--- BEGIN PROVIDED ENTRIES ---
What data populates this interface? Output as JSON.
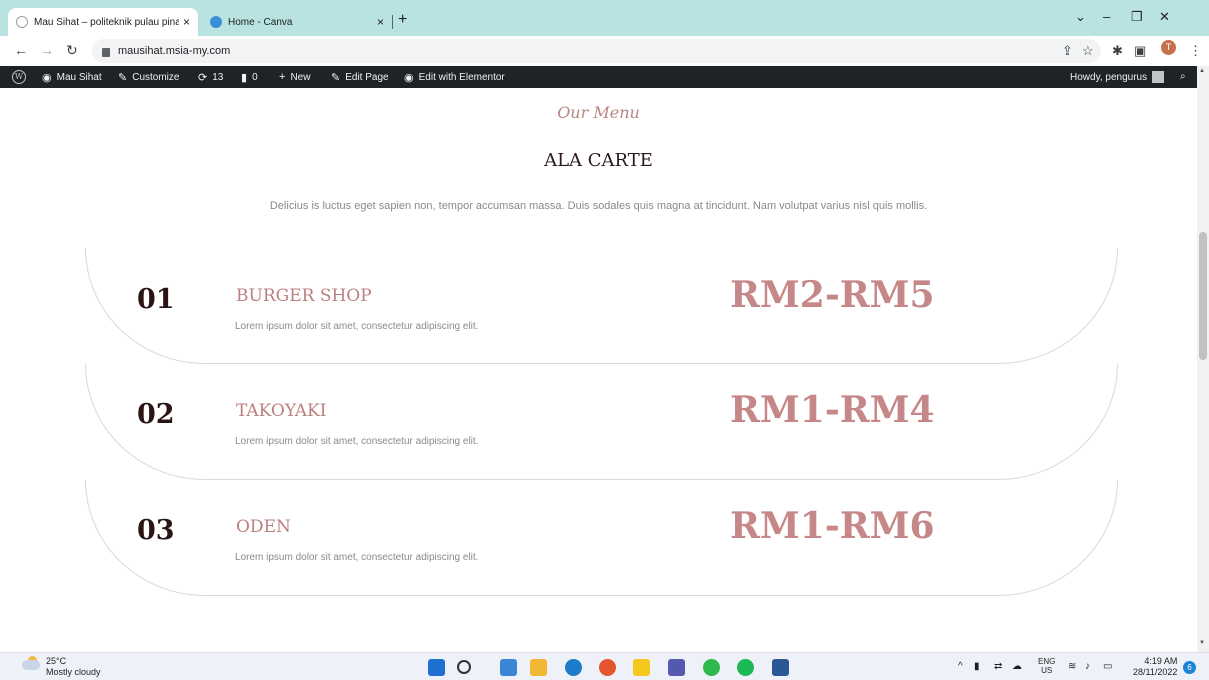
{
  "browser": {
    "tabs": [
      {
        "title": "Mau Sihat – politeknik pulau pina",
        "close": "×"
      },
      {
        "title": "Home - Canva",
        "close": "×"
      }
    ],
    "new_tab": "+",
    "url": "mausihat.msia-my.com",
    "profile_initial": "T"
  },
  "admin_bar": {
    "site_name": "Mau Sihat",
    "customize": "Customize",
    "updates_count": "13",
    "comments_count": "0",
    "new": "New",
    "edit_page": "Edit Page",
    "edit_elementor": "Edit with Elementor",
    "greeting": "Howdy, pengurus"
  },
  "page": {
    "script_title": "Our Menu",
    "section_title": "ALA CARTE",
    "intro": "Delicius is luctus eget sapien non, tempor accumsan massa. Duis sodales quis magna at tincidunt. Nam volutpat varius nisl quis mollis.",
    "menu_items": [
      {
        "number": "01",
        "name": "BURGER SHOP",
        "description": "Lorem ipsum dolor sit amet, consectetur adipiscing elit.",
        "price": "RM2-RM5"
      },
      {
        "number": "02",
        "name": "TAKOYAKI",
        "description": "Lorem ipsum dolor sit amet, consectetur adipiscing elit.",
        "price": "RM1-RM4"
      },
      {
        "number": "03",
        "name": "ODEN",
        "description": "Lorem ipsum dolor sit amet, consectetur adipiscing elit.",
        "price": "RM1-RM6"
      }
    ]
  },
  "taskbar": {
    "temperature": "25°C",
    "weather": "Mostly cloudy",
    "language": "ENG",
    "region": "US",
    "time": "4:19 AM",
    "date": "28/11/2022",
    "notification_count": "6"
  },
  "colors": {
    "accent": "#c58787",
    "heading": "#2b1a1a",
    "admin_bar": "#1d2327",
    "tab_strip": "#b8e3e1"
  }
}
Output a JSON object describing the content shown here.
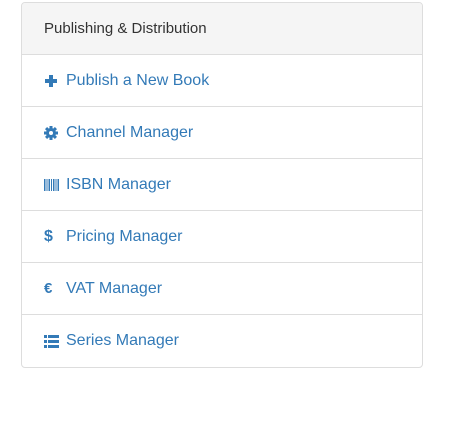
{
  "panel": {
    "title": "Publishing & Distribution",
    "items": [
      {
        "label": "Publish a New Book",
        "icon": "plus-icon"
      },
      {
        "label": "Channel Manager",
        "icon": "gear-icon"
      },
      {
        "label": "ISBN Manager",
        "icon": "barcode-icon"
      },
      {
        "label": "Pricing Manager",
        "icon": "dollar-icon"
      },
      {
        "label": "VAT Manager",
        "icon": "euro-icon"
      },
      {
        "label": "Series Manager",
        "icon": "list-icon"
      }
    ]
  },
  "colors": {
    "link": "#337ab7",
    "heading_bg": "#f5f5f5",
    "border": "#dddddd",
    "heading_text": "#333333"
  }
}
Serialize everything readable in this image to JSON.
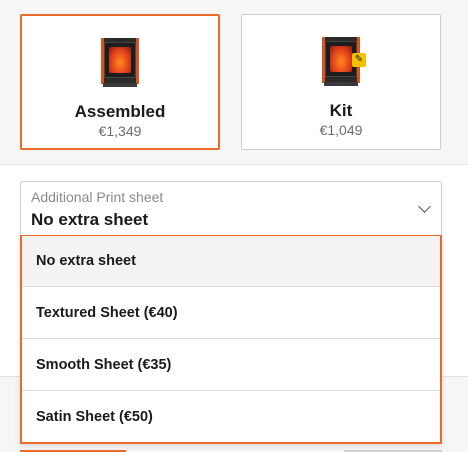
{
  "variants": [
    {
      "title": "Assembled",
      "price": "€1,349",
      "selected": true,
      "icon": "printer-assembled-icon"
    },
    {
      "title": "Kit",
      "price": "€1,049",
      "selected": false,
      "icon": "printer-kit-icon",
      "badge_icon": "wrench-badge-icon"
    }
  ],
  "print_sheet": {
    "label": "Additional Print sheet",
    "value": "No extra sheet",
    "options": [
      {
        "label": "No extra sheet",
        "active": true
      },
      {
        "label": "Textured Sheet (€40)",
        "active": false
      },
      {
        "label": "Smooth Sheet (€35)",
        "active": false
      },
      {
        "label": "Satin Sheet (€50)",
        "active": false
      }
    ]
  },
  "colors": {
    "accent": "#ea6a2a",
    "border": "#cfcfcf",
    "muted_text": "#6b6b6b"
  }
}
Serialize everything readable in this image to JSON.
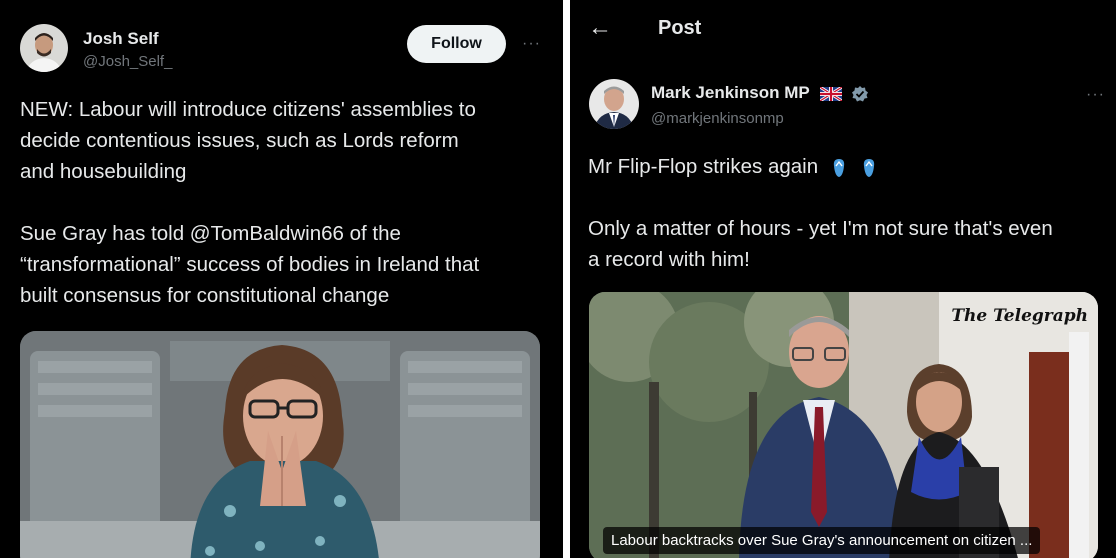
{
  "left_tweet": {
    "author_name": "Josh Self",
    "author_handle": "@Josh_Self_",
    "follow_label": "Follow",
    "more_label": "···",
    "paragraph1": [
      "NEW: Labour will introduce citizens' assemblies to",
      "decide contentious issues, such as Lords reform",
      "and housebuilding"
    ],
    "paragraph2": [
      "Sue Gray has told @TomBaldwin66 of the",
      "“transformational” success of bodies in Ireland that",
      "built consensus for constitutional change"
    ]
  },
  "right_tweet": {
    "header_title": "Post",
    "author_name": "Mark Jenkinson MP",
    "author_handle": "@markjenkinsonmp",
    "more_label": "···",
    "line1": "Mr Flip-Flop strikes again",
    "paragraph2": [
      "Only a matter of hours - yet I'm not sure that's even",
      "a record with him!"
    ],
    "media": {
      "masthead": "The Telegraph",
      "caption": "Labour backtracks over Sue Gray's announcement on citizen ..."
    }
  },
  "colors": {
    "background": "#000000",
    "text": "#e7e9ea",
    "muted": "#71767b",
    "follow_bg": "#eff3f4",
    "verified": "#829aab"
  },
  "icons": [
    "back-arrow-icon",
    "more-icon",
    "uk-flag-icon",
    "verified-badge-icon",
    "flip-flop-icon"
  ]
}
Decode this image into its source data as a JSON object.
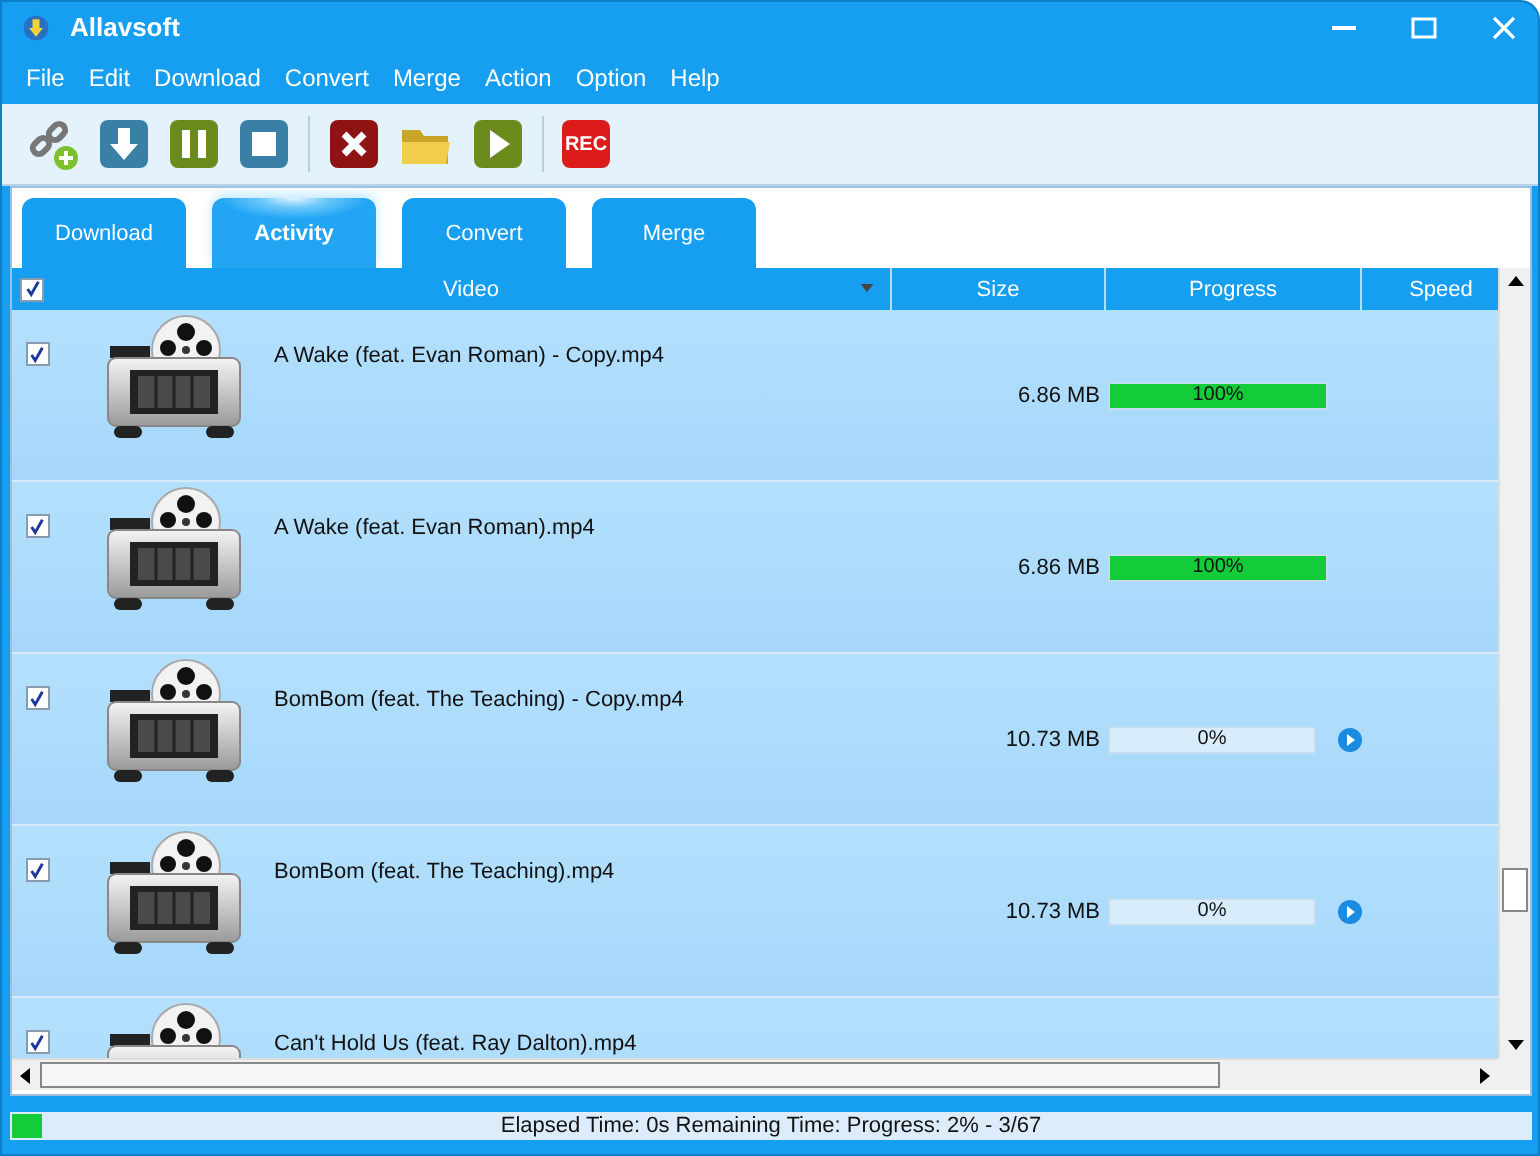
{
  "window": {
    "title": "Allavsoft"
  },
  "menu": [
    "File",
    "Edit",
    "Download",
    "Convert",
    "Merge",
    "Action",
    "Option",
    "Help"
  ],
  "toolbar": {
    "rec_label": "REC"
  },
  "tabs": [
    {
      "label": "Download",
      "selected": false
    },
    {
      "label": "Activity",
      "selected": true
    },
    {
      "label": "Convert",
      "selected": false
    },
    {
      "label": "Merge",
      "selected": false
    }
  ],
  "table": {
    "all_checked": true,
    "columns": [
      "Video",
      "Size",
      "Progress",
      "Speed"
    ],
    "rows": [
      {
        "checked": true,
        "name": "A Wake (feat. Evan Roman) - Copy.mp4",
        "size": "6.86 MB",
        "progress": "100%",
        "level": 1,
        "paused": false
      },
      {
        "checked": true,
        "name": "A Wake (feat. Evan Roman).mp4",
        "size": "6.86 MB",
        "progress": "100%",
        "level": 1,
        "paused": false
      },
      {
        "checked": true,
        "name": "BomBom (feat. The Teaching) - Copy.mp4",
        "size": "10.73 MB",
        "progress": "0%",
        "level": 0,
        "paused": true
      },
      {
        "checked": true,
        "name": "BomBom (feat. The Teaching).mp4",
        "size": "10.73 MB",
        "progress": "0%",
        "level": 0,
        "paused": true
      },
      {
        "checked": true,
        "name": "Can't Hold Us (feat. Ray Dalton).mp4"
      }
    ]
  },
  "status_bar": {
    "text": "Elapsed Time: 0s Remaining Time: Progress: 2% - 3/67",
    "level": 0.02
  }
}
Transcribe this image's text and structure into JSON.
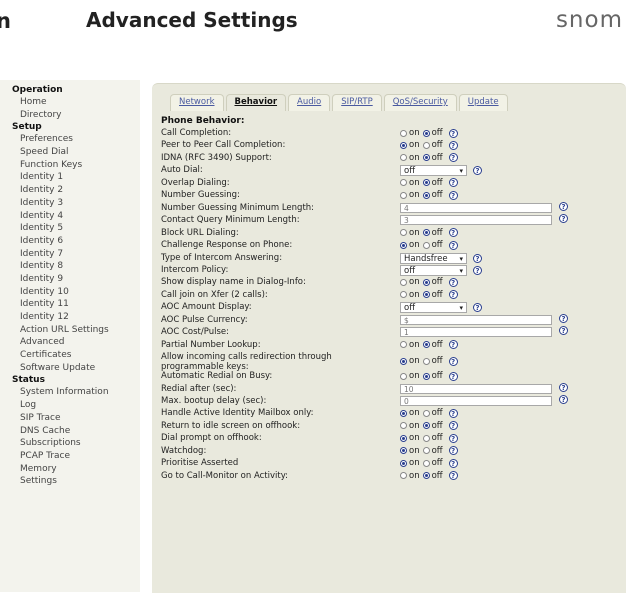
{
  "header": {
    "edge_char": "n",
    "title": "Advanced Settings",
    "logo": "snom"
  },
  "sidebar": [
    {
      "section": "Operation",
      "items": [
        "Home",
        "Directory"
      ]
    },
    {
      "section": "Setup",
      "items": [
        "Preferences",
        "Speed Dial",
        "Function Keys",
        "Identity 1",
        "Identity 2",
        "Identity 3",
        "Identity 4",
        "Identity 5",
        "Identity 6",
        "Identity 7",
        "Identity 8",
        "Identity 9",
        "Identity 10",
        "Identity 11",
        "Identity 12",
        "Action URL Settings",
        "Advanced",
        "Certificates",
        "Software Update"
      ]
    },
    {
      "section": "Status",
      "items": [
        "System Information",
        "Log",
        "SIP Trace",
        "DNS Cache",
        "Subscriptions",
        "PCAP Trace",
        "Memory",
        "Settings"
      ]
    }
  ],
  "tabs": [
    {
      "label": "Network",
      "active": false
    },
    {
      "label": "Behavior",
      "active": true
    },
    {
      "label": "Audio",
      "active": false
    },
    {
      "label": "SIP/RTP",
      "active": false
    },
    {
      "label": "QoS/Security",
      "active": false
    },
    {
      "label": "Update",
      "active": false
    }
  ],
  "section_title": "Phone Behavior:",
  "radio_labels": {
    "on": "on",
    "off": "off"
  },
  "help_glyph": "?",
  "settings": [
    {
      "label": "Call Completion:",
      "type": "radio",
      "value": "off"
    },
    {
      "label": "Peer to Peer Call Completion:",
      "type": "radio",
      "value": "on"
    },
    {
      "label": "IDNA (RFC 3490) Support:",
      "type": "radio",
      "value": "off"
    },
    {
      "label": "Auto Dial:",
      "type": "select",
      "value": "off"
    },
    {
      "label": "Overlap Dialing:",
      "type": "radio",
      "value": "off"
    },
    {
      "label": "Number Guessing:",
      "type": "radio",
      "value": "off"
    },
    {
      "label": "Number Guessing Minimum Length:",
      "type": "text",
      "value": "4"
    },
    {
      "label": "Contact Query Minimum Length:",
      "type": "text",
      "value": "3"
    },
    {
      "label": "Block URL Dialing:",
      "type": "radio",
      "value": "off"
    },
    {
      "label": "Challenge Response on Phone:",
      "type": "radio",
      "value": "on"
    },
    {
      "label": "Type of Intercom Answering:",
      "type": "select",
      "value": "Handsfree"
    },
    {
      "label": "Intercom Policy:",
      "type": "select",
      "value": "off"
    },
    {
      "label": "Show display name in Dialog-Info:",
      "type": "radio",
      "value": "off"
    },
    {
      "label": "Call join on Xfer (2 calls):",
      "type": "radio",
      "value": "off"
    },
    {
      "label": "AOC Amount Display:",
      "type": "select",
      "value": "off"
    },
    {
      "label": "AOC Pulse Currency:",
      "type": "text",
      "value": "$"
    },
    {
      "label": "AOC Cost/Pulse:",
      "type": "text",
      "value": "1"
    },
    {
      "label": "Partial Number Lookup:",
      "type": "radio",
      "value": "off"
    },
    {
      "label": "Allow incoming calls redirection through programmable keys:",
      "type": "radio",
      "value": "on"
    },
    {
      "label": "Automatic Redial on Busy:",
      "type": "radio",
      "value": "off"
    },
    {
      "label": "Redial after (sec):",
      "type": "text",
      "value": "10"
    },
    {
      "label": "Max. bootup delay (sec):",
      "type": "text",
      "value": "0"
    },
    {
      "label": "Handle Active Identity Mailbox only:",
      "type": "radio",
      "value": "on"
    },
    {
      "label": "Return to idle screen on offhook:",
      "type": "radio",
      "value": "off"
    },
    {
      "label": "Dial prompt on offhook:",
      "type": "radio",
      "value": "on"
    },
    {
      "label": "Watchdog:",
      "type": "radio",
      "value": "on"
    },
    {
      "label": "Prioritise Asserted",
      "type": "radio",
      "value": "on"
    },
    {
      "label": "Go to Call-Monitor on Activity:",
      "type": "radio",
      "value": "off"
    }
  ]
}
--- END PROVIDED ENTRIES ---
DESCRIPTION OF THE TASK
Find every line of the data that holds the string "Gray", then say how many there are and nothing else.

WRITTEN ANSWER
2